Requisitos das tarefas —
1. Na entrevista com Mauro Mendonça Filho, qual é a média de audiência de “Verdades Secretas” no Ibope na Grande SP?
2. Dê continuidade à entrevista com Mauro Mendonça Filho a partir do ponto em que ela para.

Mauro Mendonça Filho: ‘Achamos que estávamos em tempos mais liberais’

LÍGIA MESQUITA
(Estevam Avellar/Divulgação)
O diretor Mauro Mendonça Filho (Estevam Avellar/Divulgação)

Mauro Mendonça Filho, 50, diretor-geral de “Verdades Secretas”, recebeu a missão de manter a inovação de linguagem no horário das 23h da Globo herdada do folhetim anterior, “O Rebu”.

Repetindo a parceria com o autor Walcyr Carrasco, com quem trabalhou em “Gabriela” e “Amor à Vida”, ele imprimiu um tom de seriado a “Verdades”. A trama, que acaba dia 25, tem média de 19 pontos no Ibope na Grande SP (cada ponto equivale a 67 mil casas).

O diretor falou à coluna:

Como você avalia a novela ?
Tivemos retorno bom de crítica, audiência. Passamos ao largo de qualquer moralismo. A novela ao mesmo tempo que é amoral é moralista. Sendo honesto, a questão de moralidade que teve em “Babilônia” ajudou.

Ajudou de qual maneira?
Todo mundo achou que estávamos em tempos mais liberais. Aí vimos que era ‘opa, peraí’. Careta adora um pecado, sacou? Pensamos: vamos fazer o que é proibido, porque aí pode. Talvez no início nossa visão fosse menos moralista. E o maior público é conservador.

Mudaram algo na trama?

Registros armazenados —
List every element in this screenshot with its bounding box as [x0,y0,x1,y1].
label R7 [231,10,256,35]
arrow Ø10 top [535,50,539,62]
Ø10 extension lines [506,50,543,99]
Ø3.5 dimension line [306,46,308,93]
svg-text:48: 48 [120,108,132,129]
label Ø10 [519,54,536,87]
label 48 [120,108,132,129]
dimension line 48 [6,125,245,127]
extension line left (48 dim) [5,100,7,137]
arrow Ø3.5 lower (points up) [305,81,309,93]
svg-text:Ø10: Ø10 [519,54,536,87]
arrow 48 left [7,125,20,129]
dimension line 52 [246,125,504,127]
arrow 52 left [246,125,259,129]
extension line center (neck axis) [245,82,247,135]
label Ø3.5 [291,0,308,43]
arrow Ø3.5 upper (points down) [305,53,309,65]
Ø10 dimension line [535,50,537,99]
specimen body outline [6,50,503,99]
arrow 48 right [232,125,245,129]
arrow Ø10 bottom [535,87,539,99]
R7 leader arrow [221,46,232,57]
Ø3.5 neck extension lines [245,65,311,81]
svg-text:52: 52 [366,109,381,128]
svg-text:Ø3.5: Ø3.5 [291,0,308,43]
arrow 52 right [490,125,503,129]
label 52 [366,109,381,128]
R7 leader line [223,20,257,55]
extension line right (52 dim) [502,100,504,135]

Respostas fornecidas —
1. A novela tem média de 19 pontos no Ibope na Grande SP.

2.
Humanizamos mais a Angel (Camila Queiroz). Passei a tratá-la não como uma garotinha inglesa que faz prostituição e não está nem aí. Passei a mostrar dor, culpa. Comecei a mesclar amoralidade com moralismo. Isso sempre esteve lá no texto, mas talvez a gente estivesse acreditando que não precisasse de um certo moralismo. E precisa. .

A direção melhora um texto?
Genericamente, nunca é possível melhorar um texto. Você pode dar uma roupagem nova, mas não há milagre. Quando você tem texto maravilhoso, dá para fazer coisas impensáveis.

As novelas deviam usar mais a linguagem dos seriados?
O seriado pega do folhetim e vice-versa. A novela devia aprofundar as funções dos personagens. O cara é cientista e só namora? Fica vazio. De linguagem, as novelas deviam pegar menos didatismo, menos close, menos olho lacrimejando, menos ‘overacting’. Argentino chegou num lugar legal de interpretação. Aqui há uma certa vaidade da emoção. A gente é um povo que chora em hino, na hora de bater pênalti. Como se a frieza de raciocínio não ajudasse.

Houve muito ensaio com o elenco de “Verdades”. Faz muita diferença para o trabalho?
Total. O ator tem que…[pausa] TV hoje em dia é : a onça tá vindo no mato e você tem que acertar na cabeça. Não adianta acertar na pata que ela vai te engolir. O ator tem que chegar no primeiro dia de gravação já seguro de qual é o personagem. Tem que chegar lá já pensando em fazer bem, não em descobrir o personagem.
O cara domina a coisa, ensaia e aí tá bom. Chega no set e já sabe.
Sou diretor de ator, sou de teatro. Uma das características do meu trabalho é dizer que neguinho tá bem. E os atores estão bem.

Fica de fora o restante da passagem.